Restate the data word for word and leave the images out.

>> begin SUPPLIED RECORDS

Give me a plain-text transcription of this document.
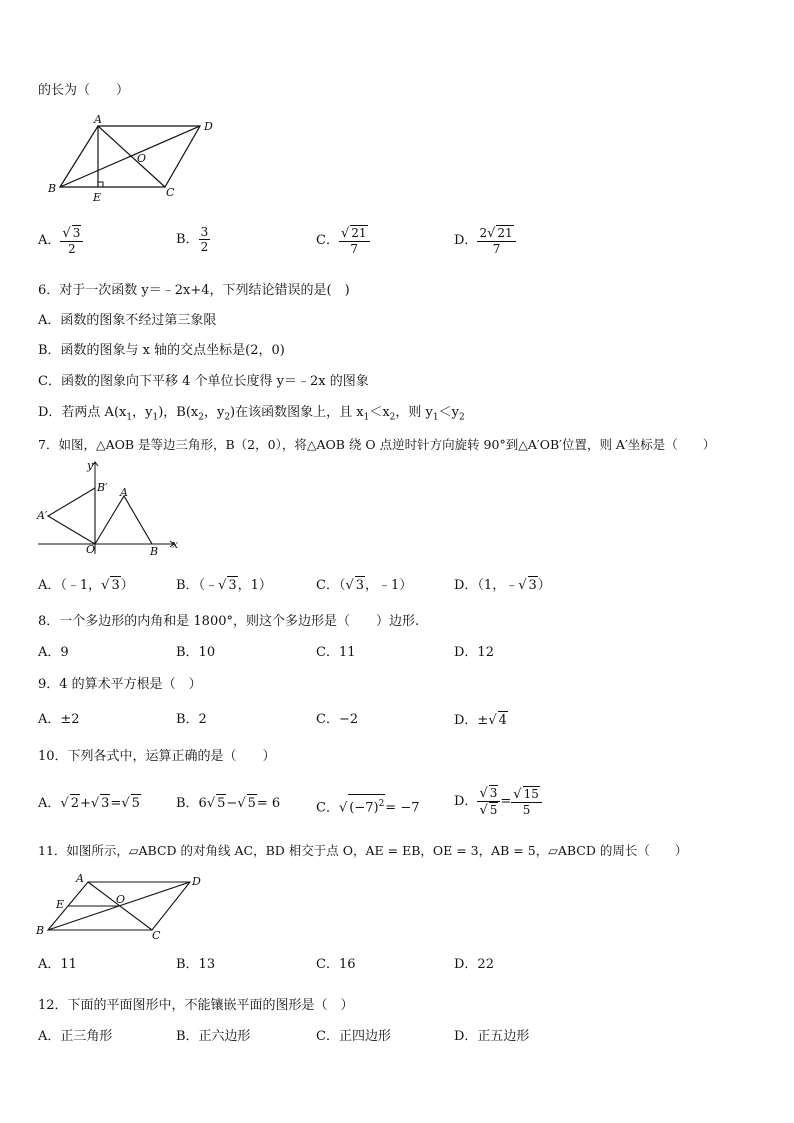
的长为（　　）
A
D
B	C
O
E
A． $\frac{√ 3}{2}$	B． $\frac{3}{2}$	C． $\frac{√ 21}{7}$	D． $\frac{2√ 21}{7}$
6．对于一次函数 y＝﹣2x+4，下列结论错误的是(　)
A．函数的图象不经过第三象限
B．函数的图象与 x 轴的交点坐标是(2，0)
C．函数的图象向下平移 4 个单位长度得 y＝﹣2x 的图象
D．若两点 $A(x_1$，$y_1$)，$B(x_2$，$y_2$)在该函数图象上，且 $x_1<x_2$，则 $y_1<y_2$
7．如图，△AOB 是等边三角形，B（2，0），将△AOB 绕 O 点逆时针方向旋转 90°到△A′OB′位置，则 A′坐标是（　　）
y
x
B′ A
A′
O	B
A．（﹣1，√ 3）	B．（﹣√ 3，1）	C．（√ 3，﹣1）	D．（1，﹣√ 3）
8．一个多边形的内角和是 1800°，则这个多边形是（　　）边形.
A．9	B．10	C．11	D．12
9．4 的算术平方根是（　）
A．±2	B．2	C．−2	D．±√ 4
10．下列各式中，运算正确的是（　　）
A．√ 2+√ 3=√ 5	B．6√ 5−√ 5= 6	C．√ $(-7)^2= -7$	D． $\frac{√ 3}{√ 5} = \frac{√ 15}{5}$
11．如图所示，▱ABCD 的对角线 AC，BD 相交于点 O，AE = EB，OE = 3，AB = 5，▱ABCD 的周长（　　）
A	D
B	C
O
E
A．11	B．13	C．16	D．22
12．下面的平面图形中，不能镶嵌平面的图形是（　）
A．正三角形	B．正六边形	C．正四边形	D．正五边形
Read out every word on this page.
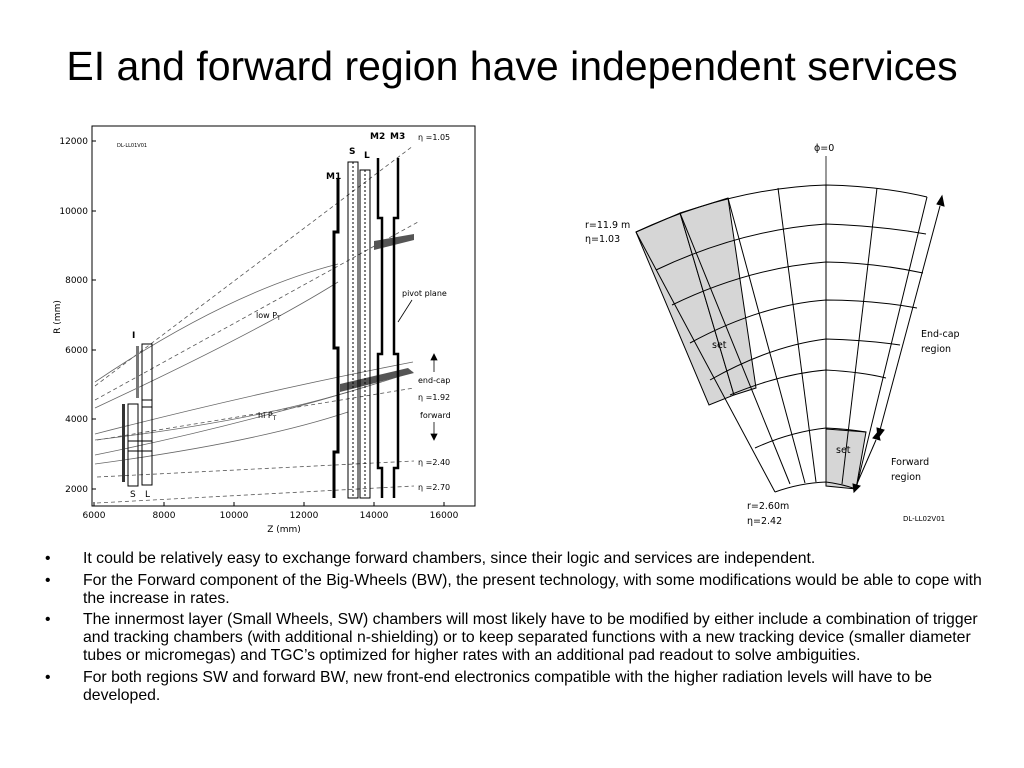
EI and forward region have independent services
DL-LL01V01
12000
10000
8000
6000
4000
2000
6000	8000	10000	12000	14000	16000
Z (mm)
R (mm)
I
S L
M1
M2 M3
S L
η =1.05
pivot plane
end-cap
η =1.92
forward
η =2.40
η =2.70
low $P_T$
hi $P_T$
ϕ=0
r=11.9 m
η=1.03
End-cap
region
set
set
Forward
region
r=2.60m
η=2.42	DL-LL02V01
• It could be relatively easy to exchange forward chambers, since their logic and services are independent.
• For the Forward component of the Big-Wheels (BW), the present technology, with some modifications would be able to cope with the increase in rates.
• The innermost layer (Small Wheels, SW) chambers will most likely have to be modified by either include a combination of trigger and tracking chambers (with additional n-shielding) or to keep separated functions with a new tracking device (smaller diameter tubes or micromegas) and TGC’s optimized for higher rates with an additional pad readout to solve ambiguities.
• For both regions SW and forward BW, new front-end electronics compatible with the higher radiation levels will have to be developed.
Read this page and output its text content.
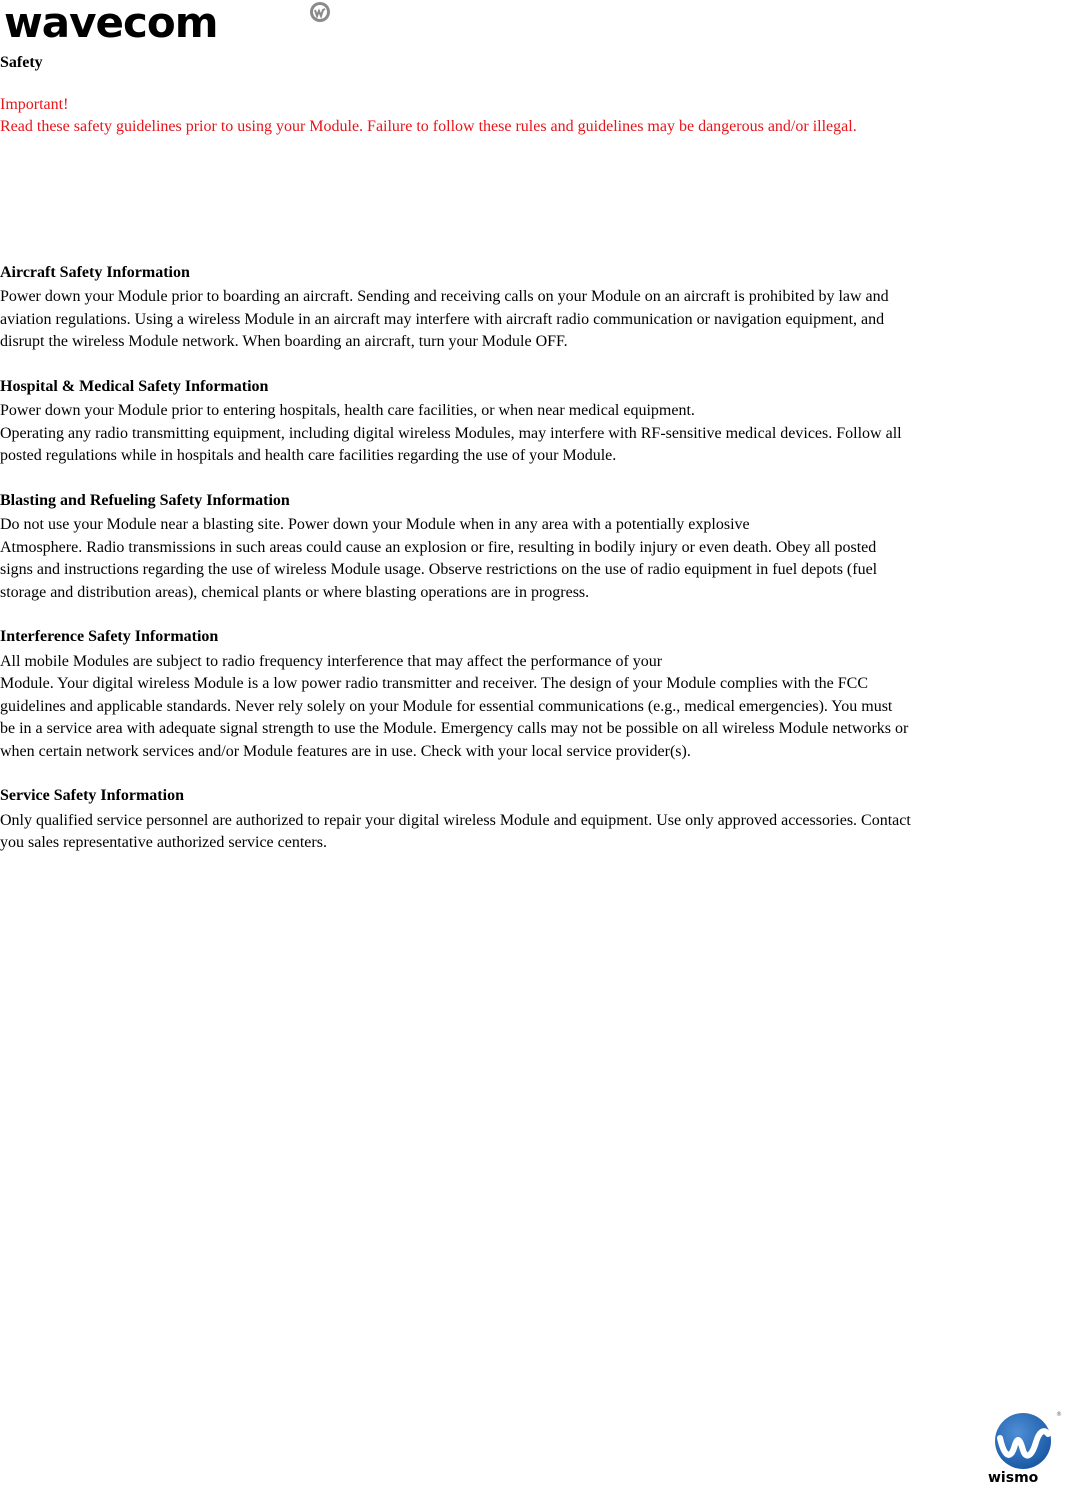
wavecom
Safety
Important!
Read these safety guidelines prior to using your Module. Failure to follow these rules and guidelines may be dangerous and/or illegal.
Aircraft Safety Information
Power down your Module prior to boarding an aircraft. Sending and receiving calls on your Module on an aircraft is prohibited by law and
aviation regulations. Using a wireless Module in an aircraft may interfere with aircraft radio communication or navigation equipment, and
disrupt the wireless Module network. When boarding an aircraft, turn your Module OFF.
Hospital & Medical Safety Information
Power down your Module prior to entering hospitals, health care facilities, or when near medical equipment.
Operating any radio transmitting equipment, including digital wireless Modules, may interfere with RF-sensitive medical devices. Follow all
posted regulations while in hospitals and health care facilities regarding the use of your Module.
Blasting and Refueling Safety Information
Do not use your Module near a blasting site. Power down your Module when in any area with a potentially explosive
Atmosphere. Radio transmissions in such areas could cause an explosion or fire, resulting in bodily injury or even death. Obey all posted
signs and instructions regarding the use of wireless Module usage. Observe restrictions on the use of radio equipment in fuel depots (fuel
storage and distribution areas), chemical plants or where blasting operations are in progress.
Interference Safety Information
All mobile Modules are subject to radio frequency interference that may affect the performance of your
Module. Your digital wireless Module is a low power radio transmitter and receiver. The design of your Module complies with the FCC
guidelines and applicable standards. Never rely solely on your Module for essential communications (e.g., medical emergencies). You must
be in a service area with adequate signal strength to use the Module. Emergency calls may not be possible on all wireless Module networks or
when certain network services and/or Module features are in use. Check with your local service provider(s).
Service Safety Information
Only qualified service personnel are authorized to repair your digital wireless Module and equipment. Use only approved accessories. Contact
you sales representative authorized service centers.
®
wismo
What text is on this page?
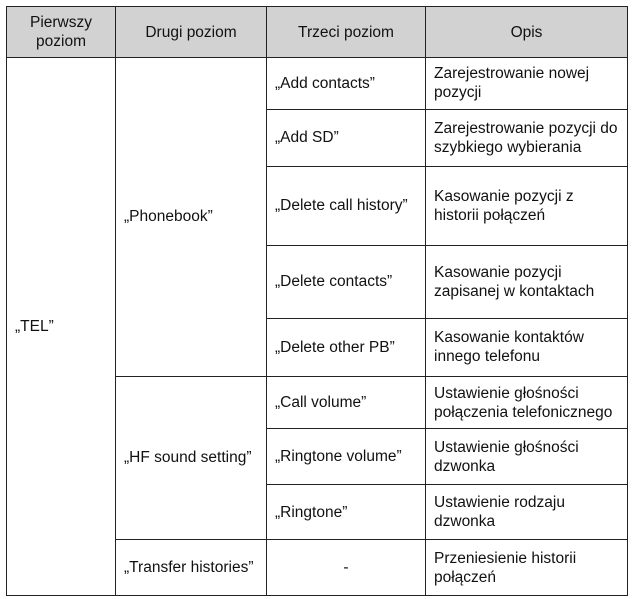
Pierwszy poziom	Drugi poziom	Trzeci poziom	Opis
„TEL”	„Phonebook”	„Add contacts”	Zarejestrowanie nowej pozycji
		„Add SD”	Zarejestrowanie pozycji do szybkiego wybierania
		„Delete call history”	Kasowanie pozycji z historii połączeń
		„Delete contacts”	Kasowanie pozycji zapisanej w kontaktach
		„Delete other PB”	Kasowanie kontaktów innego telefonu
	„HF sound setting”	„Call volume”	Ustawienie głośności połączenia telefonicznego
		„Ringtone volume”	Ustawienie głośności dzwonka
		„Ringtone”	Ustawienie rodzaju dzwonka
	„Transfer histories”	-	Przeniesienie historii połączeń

>> end SUPPLIED RECORDS

◆ ANSWER TO THIS TASK ◆
Give me a plain-text transcription of this document.
的长为（　　）
A
D
B	C
O
E
A． $\frac{√ 3}{2}$	B． $\frac{3}{2}$	C． $\frac{√ 21}{7}$	D． $\frac{2√ 21}{7}$
6．对于一次函数 y＝﹣2x+4，下列结论错误的是(　)
A．函数的图象不经过第三象限
B．函数的图象与 x 轴的交点坐标是(2，0)
C．函数的图象向下平移 4 个单位长度得 y＝﹣2x 的图象
D．若两点 $A(x_1$，$y_1$)，$B(x_2$，$y_2$)在该函数图象上，且 $x_1<x_2$，则 $y_1<y_2$
7．如图，△AOB 是等边三角形，B（2，0），将△AOB 绕 O 点逆时针方向旋转 90°到△A′OB′位置，则 A′坐标是（　　）
y
x
B′ A
A′
O	B
A．（﹣1，√ 3）	B．（﹣√ 3，1）	C．（√ 3，﹣1）	D．（1，﹣√ 3）
8．一个多边形的内角和是 1800°，则这个多边形是（　　）边形.
A．9	B．10	C．11	D．12
9．4 的算术平方根是（　）
A．±2	B．2	C．−2	D．±√ 4
10．下列各式中，运算正确的是（　　）
A．√ 2+√ 3=√ 5	B．6√ 5−√ 5= 6	C．√ $(-7)^2= -7$	D． $\frac{√ 3}{√ 5} = \frac{√ 15}{5}$
11．如图所示，▱ABCD 的对角线 AC，BD 相交于点 O，AE = EB，OE = 3，AB = 5，▱ABCD 的周长（　　）
A	D
B	C
O
E
A．11	B．13	C．16	D．22
12．下面的平面图形中，不能镶嵌平面的图形是（　）
A．正三角形	B．正六边形	C．正四边形	D．正五边形
Read out every word on this page.
EI and forward region have independent services
DL-LL01V01
12000
10000
8000
6000
4000
2000
6000	8000	10000	12000	14000	16000
Z (mm)
R (mm)
I
S L
M1
M2 M3
S L
η =1.05
pivot plane
end-cap
η =1.92
forward
η =2.40
η =2.70
low $P_T$
hi $P_T$
ϕ=0
r=11.9 m
η=1.03
End-cap
region
set
set
Forward
region
r=2.60m
η=2.42	DL-LL02V01
• It could be relatively easy to exchange forward chambers, since their logic and services are independent.
• For the Forward component of the Big-Wheels (BW), the present technology, with some modifications would be able to cope with the increase in rates.
• The innermost layer (Small Wheels, SW) chambers will most likely have to be modified by either include a combination of trigger and tracking chambers (with additional n-shielding) or to keep separated functions with a new tracking device (smaller diameter tubes or micromegas) and TGC’s optimized for higher rates with an additional pad readout to solve ambiguities.
• For both regions SW and forward BW, new front-end electronics compatible with the higher radiation levels will have to be developed.
Read this page and output its text content.
wavecom
Safety
Important!
Read these safety guidelines prior to using your Module. Failure to follow these rules and guidelines may be dangerous and/or illegal.
Aircraft Safety Information
Power down your Module prior to boarding an aircraft. Sending and receiving calls on your Module on an aircraft is prohibited by law and
aviation regulations. Using a wireless Module in an aircraft may interfere with aircraft radio communication or navigation equipment, and
disrupt the wireless Module network. When boarding an aircraft, turn your Module OFF.
Hospital & Medical Safety Information
Power down your Module prior to entering hospitals, health care facilities, or when near medical equipment.
Operating any radio transmitting equipment, including digital wireless Modules, may interfere with RF-sensitive medical devices. Follow all
posted regulations while in hospitals and health care facilities regarding the use of your Module.
Blasting and Refueling Safety Information
Do not use your Module near a blasting site. Power down your Module when in any area with a potentially explosive
Atmosphere. Radio transmissions in such areas could cause an explosion or fire, resulting in bodily injury or even death. Obey all posted
signs and instructions regarding the use of wireless Module usage. Observe restrictions on the use of radio equipment in fuel depots (fuel
storage and distribution areas), chemical plants or where blasting operations are in progress.
Interference Safety Information
All mobile Modules are subject to radio frequency interference that may affect the performance of your
Module. Your digital wireless Module is a low power radio transmitter and receiver. The design of your Module complies with the FCC
guidelines and applicable standards. Never rely solely on your Module for essential communications (e.g., medical emergencies). You must
be in a service area with adequate signal strength to use the Module. Emergency calls may not be possible on all wireless Module networks or
when certain network services and/or Module features are in use. Check with your local service provider(s).
Service Safety Information
Only qualified service personnel are authorized to repair your digital wireless Module and equipment. Use only approved accessories. Contact
you sales representative authorized service centers.
®
wismo
What text is on this page?
Pierwszy poziom	Drugi poziom	Trzeci poziom	Opis
„TEL”	„Phonebook”	„Add contacts”	Zarejestrowanie nowej pozycji
		„Add SD”	Zarejestrowanie pozycji do szybkiego wybierania
		„Delete call history”	Kasowanie pozycji z historii połączeń
		„Delete contacts”	Kasowanie pozycji zapisanej w kontaktach
		„Delete other PB”	Kasowanie kontaktów innego telefonu
	„HF sound setting”	„Call volume”	Ustawienie głośności połączenia telefonicznego
		„Ringtone volume”	Ustawienie głośności dzwonka
		„Ringtone”	Ustawienie rodzaju dzwonka
	„Transfer histories”	-	Przeniesienie historii połączeń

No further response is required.